■ To be done ■
Please count the lines below that contain the word "qwikresume", and reply with that number alone.

■ Dataset entries ■
■ ■ ■ ■

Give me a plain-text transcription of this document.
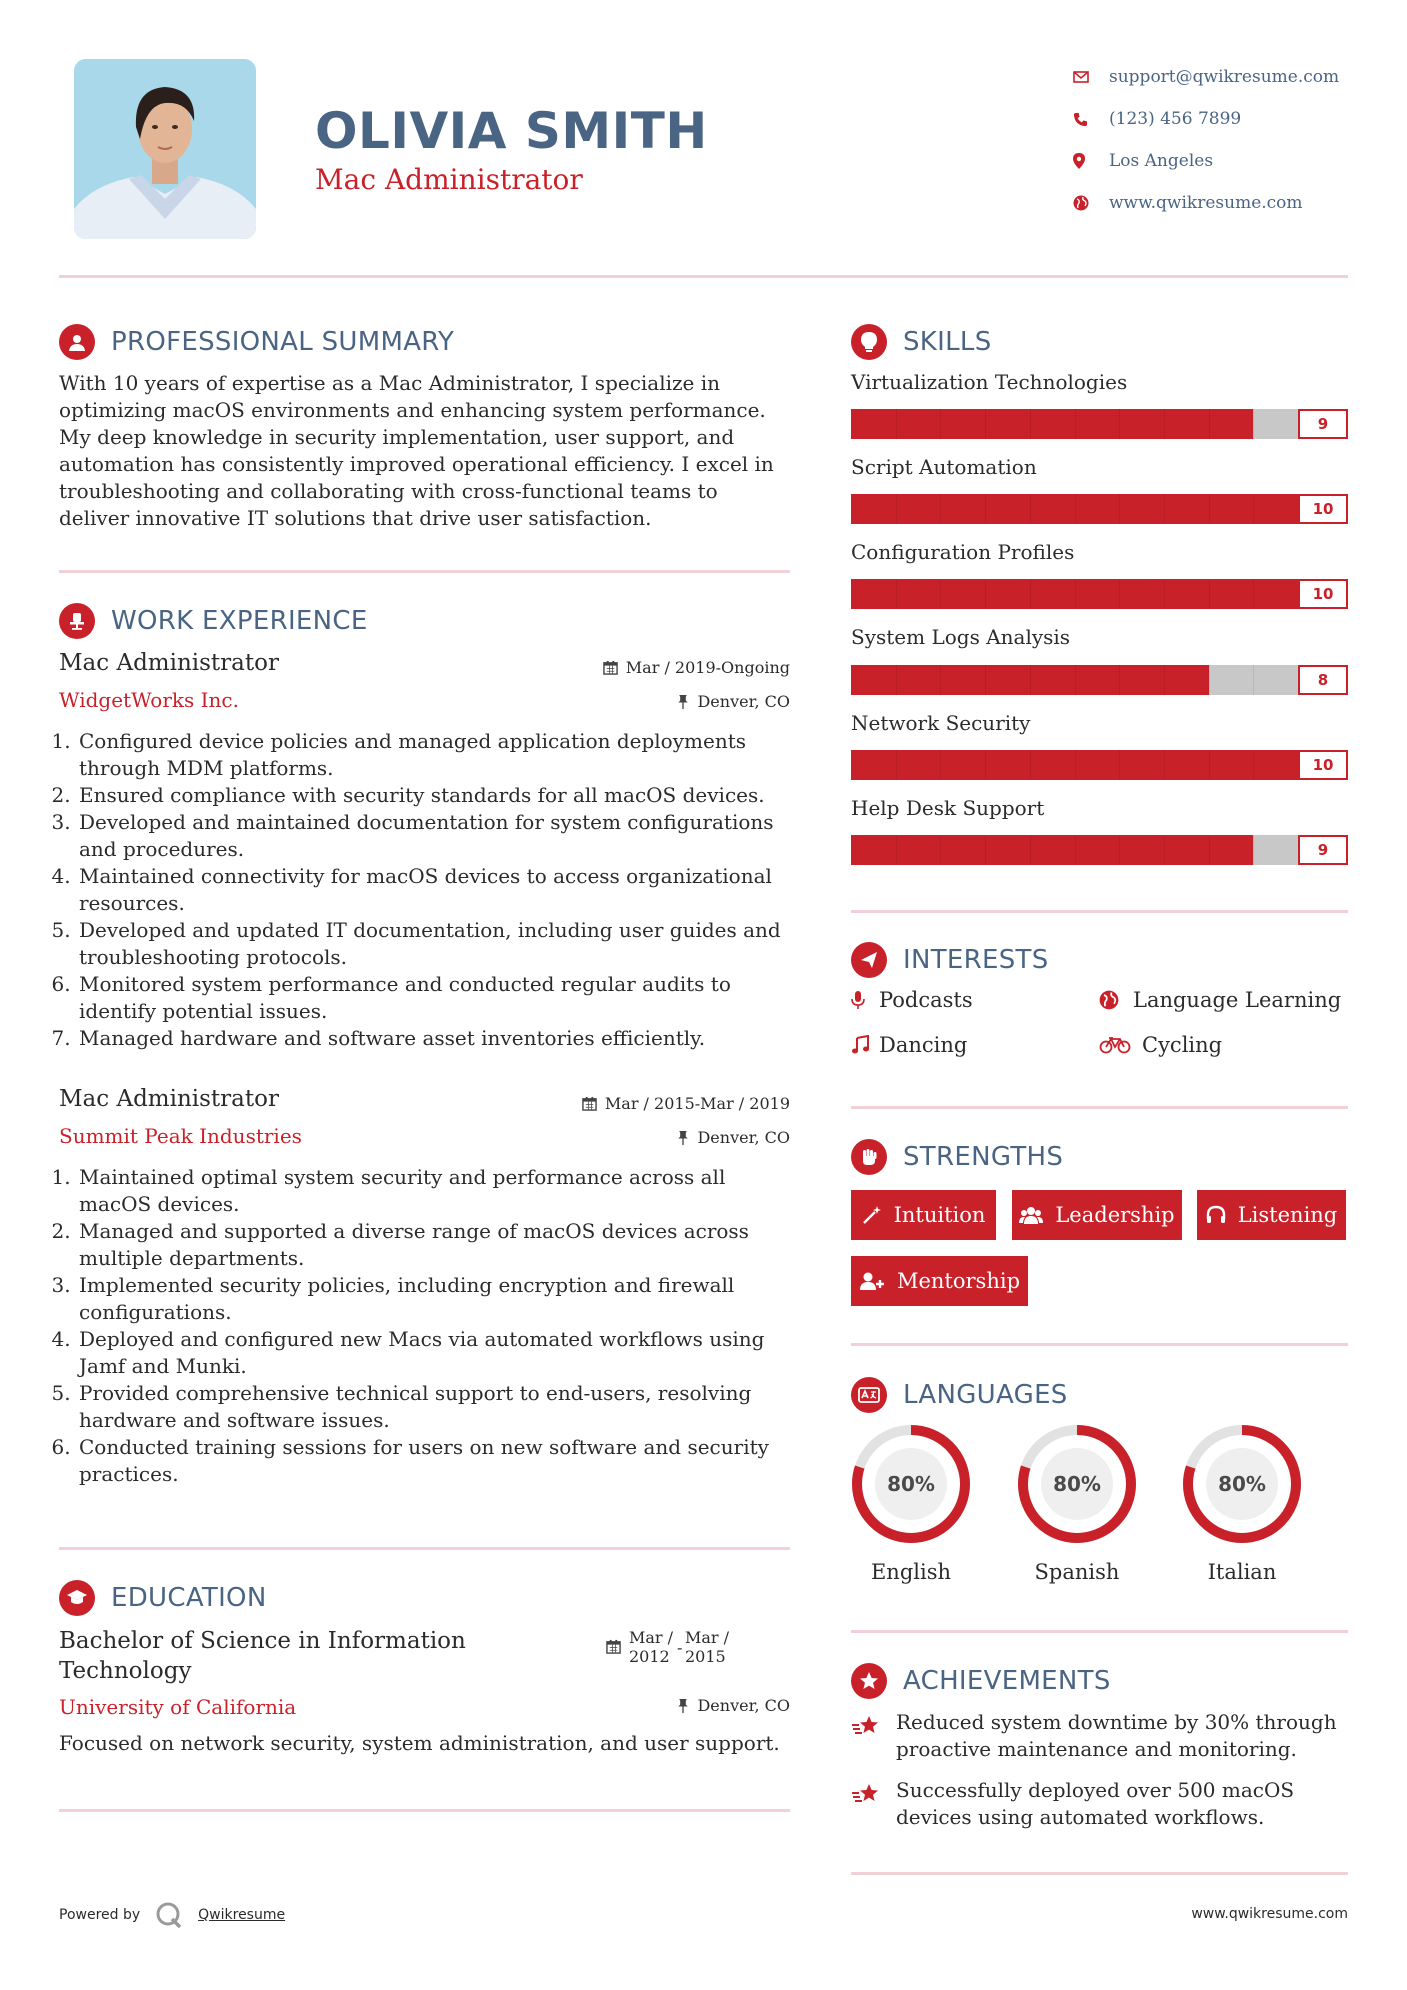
OLIVIA SMITH
Mac Administrator
support@qwikresume.com
(123) 456 7899
Los Angeles
www.qwikresume.com
PROFESSIONAL SUMMARY
With 10 years of expertise as a Mac Administrator, I specialize in optimizing macOS environments and enhancing system performance. My deep knowledge in security implementation, user support, and automation has consistently improved operational efficiency. I excel in troubleshooting and collaborating with cross-functional teams to deliver innovative IT solutions that drive user satisfaction.
WORK EXPERIENCE
Mac Administrator
WidgetWorks Inc.
Mar / 2019-Ongoing
Denver, CO
1. Configured device policies and managed application deployments through MDM platforms.
2. Ensured compliance with security standards for all macOS devices.
3. Developed and maintained documentation for system configurations and procedures.
4. Maintained connectivity for macOS devices to access organizational resources.
5. Developed and updated IT documentation, including user guides and troubleshooting protocols.
6. Monitored system performance and conducted regular audits to identify potential issues.
7. Managed hardware and software asset inventories efficiently.
Mac Administrator
Summit Peak Industries
Mar / 2015-Mar / 2019
Denver, CO
1. Maintained optimal system security and performance across all macOS devices.
2. Managed and supported a diverse range of macOS devices across multiple departments.
3. Implemented security policies, including encryption and firewall configurations.
4. Deployed and configured new Macs via automated workflows using Jamf and Munki.
5. Provided comprehensive technical support to end-users, resolving hardware and software issues.
6. Conducted training sessions for users on new software and security practices.
EDUCATION
Bachelor of Science in Information Technology
University of California
Mar /
2012 -
Mar /
2015
Denver, CO
Focused on network security, system administration, and user support.
SKILLS
Virtualization Technologies
9
Script Automation
10
Configuration Profiles
10
System Logs Analysis
8
Network Security
10
Help Desk Support
9
INTERESTS
Podcasts	Language Learning
Dancing	Cycling
STRENGTHS
Intuition	Leadership	Listening
Mentorship
LANGUAGES
80%
English
80%
Spanish
80%
Italian
ACHIEVEMENTS
Reduced system downtime by 30% through proactive maintenance and monitoring.
Successfully deployed over 500 macOS devices using automated workflows.
Powered by	Qwikresume	www.qwikresume.com
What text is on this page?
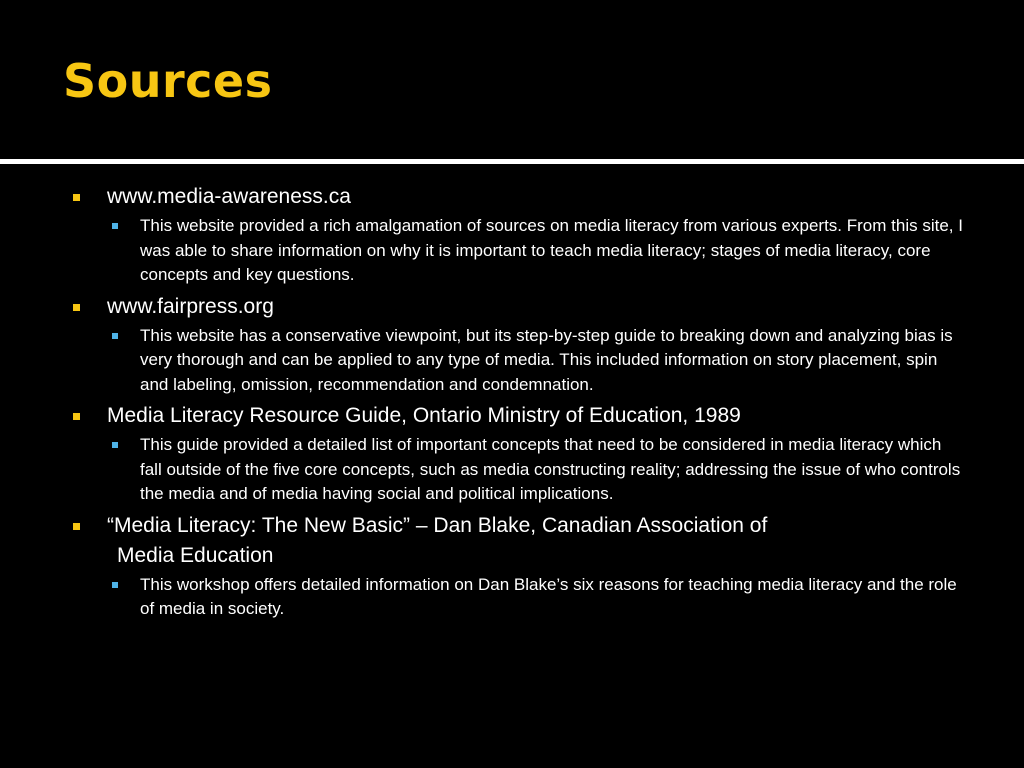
Sources
www.media-awareness.ca
This website provided a rich amalgamation of sources on media literacy from various experts. From this site, I was able to share information on why it is important to teach media literacy; stages of media literacy, core concepts and key questions.
www.fairpress.org
This website has a conservative viewpoint, but its step-by-step guide to breaking down and analyzing bias is very thorough and can be applied to any type of media. This included information on story placement, spin and labeling, omission, recommendation and condemnation.
Media Literacy Resource Guide, Ontario Ministry of Education, 1989
This guide provided a detailed list of important concepts that need to be considered in media literacy which fall outside of the five core concepts, such as media constructing reality; addressing the issue of who controls the media and of media having social and political implications.
“Media Literacy: The New Basic” – Dan Blake, Canadian Association of
Media Education
This workshop offers detailed information on Dan Blake’s six reasons for teaching media literacy and the role of media in society.
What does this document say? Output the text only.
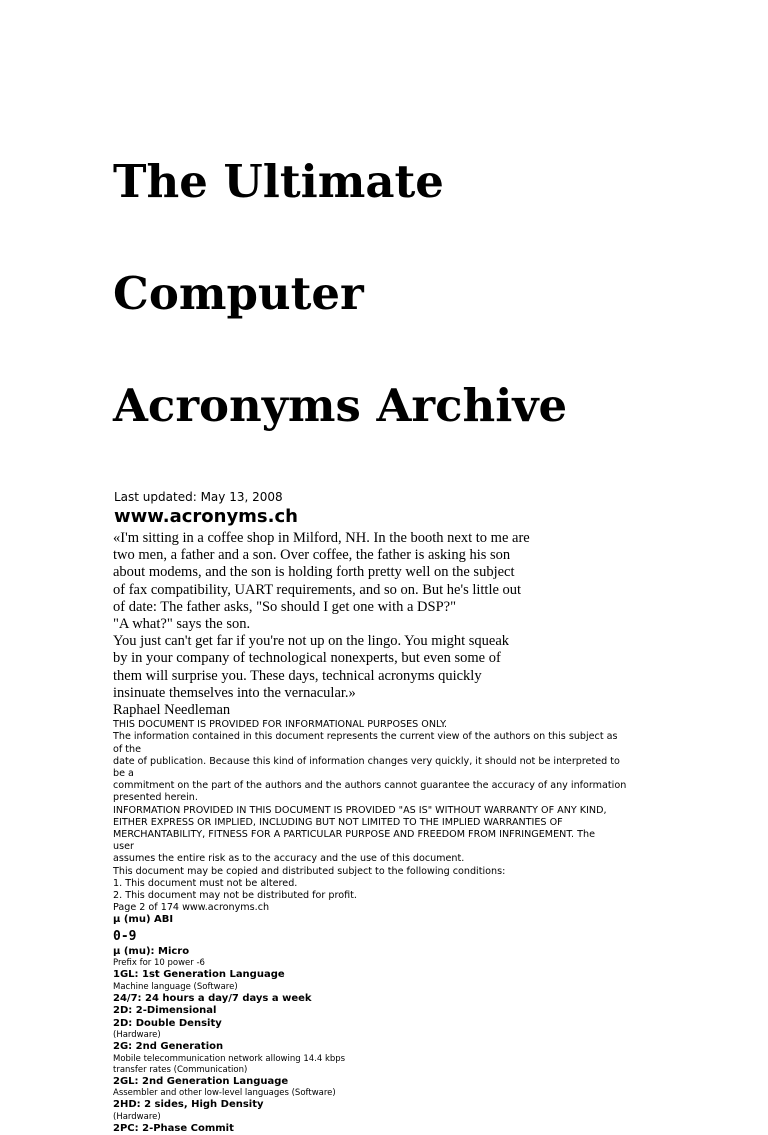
The Ultimate

Computer

Acronyms Archive

Last updated: May 13, 2008
www.acronyms.ch
«I'm sitting in a coffee shop in Milford, NH. In the booth next to me are
two men, a father and a son. Over coffee, the father is asking his son
about modems, and the son is holding forth pretty well on the subject
of fax compatibility, UART requirements, and so on. But he's little out
of date: The father asks, "So should I get one with a DSP?"
"A what?" says the son.
You just can't get far if you're not up on the lingo. You might squeak
by in your company of technological nonexperts, but even some of
them will surprise you. These days, technical acronyms quickly
insinuate themselves into the vernacular.»
Raphael Needleman
THIS DOCUMENT IS PROVIDED FOR INFORMATIONAL PURPOSES ONLY.
The information contained in this document represents the current view of the authors on this subject as
of the
date of publication. Because this kind of information changes very quickly, it should not be interpreted to
be a
commitment on the part of the authors and the authors cannot guarantee the accuracy of any information
presented herein.
INFORMATION PROVIDED IN THIS DOCUMENT IS PROVIDED "AS IS" WITHOUT WARRANTY OF ANY KIND,
EITHER EXPRESS OR IMPLIED, INCLUDING BUT NOT LIMITED TO THE IMPLIED WARRANTIES OF
MERCHANTABILITY, FITNESS FOR A PARTICULAR PURPOSE AND FREEDOM FROM INFRINGEMENT. The
user
assumes the entire risk as to the accuracy and the use of this document.
This document may be copied and distributed subject to the following conditions:
1. This document must not be altered.
2. This document may not be distributed for profit.
Page 2 of 174 www.acronyms.ch
µ (mu) ABI
0-9
µ (mu): Micro
Prefix for 10 power -6
1GL: 1st Generation Language
Machine language (Software)
24/7: 24 hours a day/7 days a week
2D: 2-Dimensional
2D: Double Density
(Hardware)
2G: 2nd Generation
Mobile telecommunication network allowing 14.4 kbps
transfer rates (Communication)
2GL: 2nd Generation Language
Assembler and other low-level languages (Software)
2HD: 2 sides, High Density
(Hardware)
2PC: 2-Phase Commit
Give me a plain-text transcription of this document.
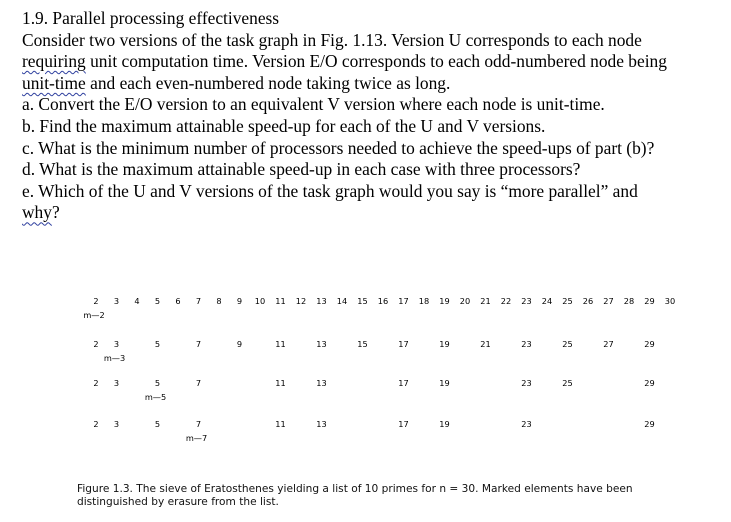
1.9. Parallel processing effectiveness

Consider two versions of the task graph in Fig. 1.13. Version U corresponds to each node

requiring unit computation time. Version E/O corresponds to each odd-numbered node being

unit-time and each even-numbered node taking twice as long.

a. Convert the E/O version to an equivalent V version where each node is unit-time.

b. Find the maximum attainable speed-up for each of the U and V versions.

c. What is the minimum number of processors needed to achieve the speed-ups of part (b)?

d. What is the maximum attainable speed-up in each case with three processors?

e. Which of the U and V versions of the task graph would you say is “more parallel” and

why?

2 3 4 5 6 7 8 9 10 11 12 13 14 15 16 17 18 19 20 21 22 23 24 25 26 27 28 29 30
m—2
2 3	5	7	9	11	13	15	17	19	21	23	25	27	29
m—3
2 3	5	7	11	13	17	19	23	25	29
m—5
2 3	5	7	11	13	17	19	23	29
m—7

Figure 1.3. The sieve of Eratosthenes yielding a list of 10 primes for n = 30. Marked elements have been

distinguished by erasure from the list.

■ ■ ■ ■

■ Result ■
3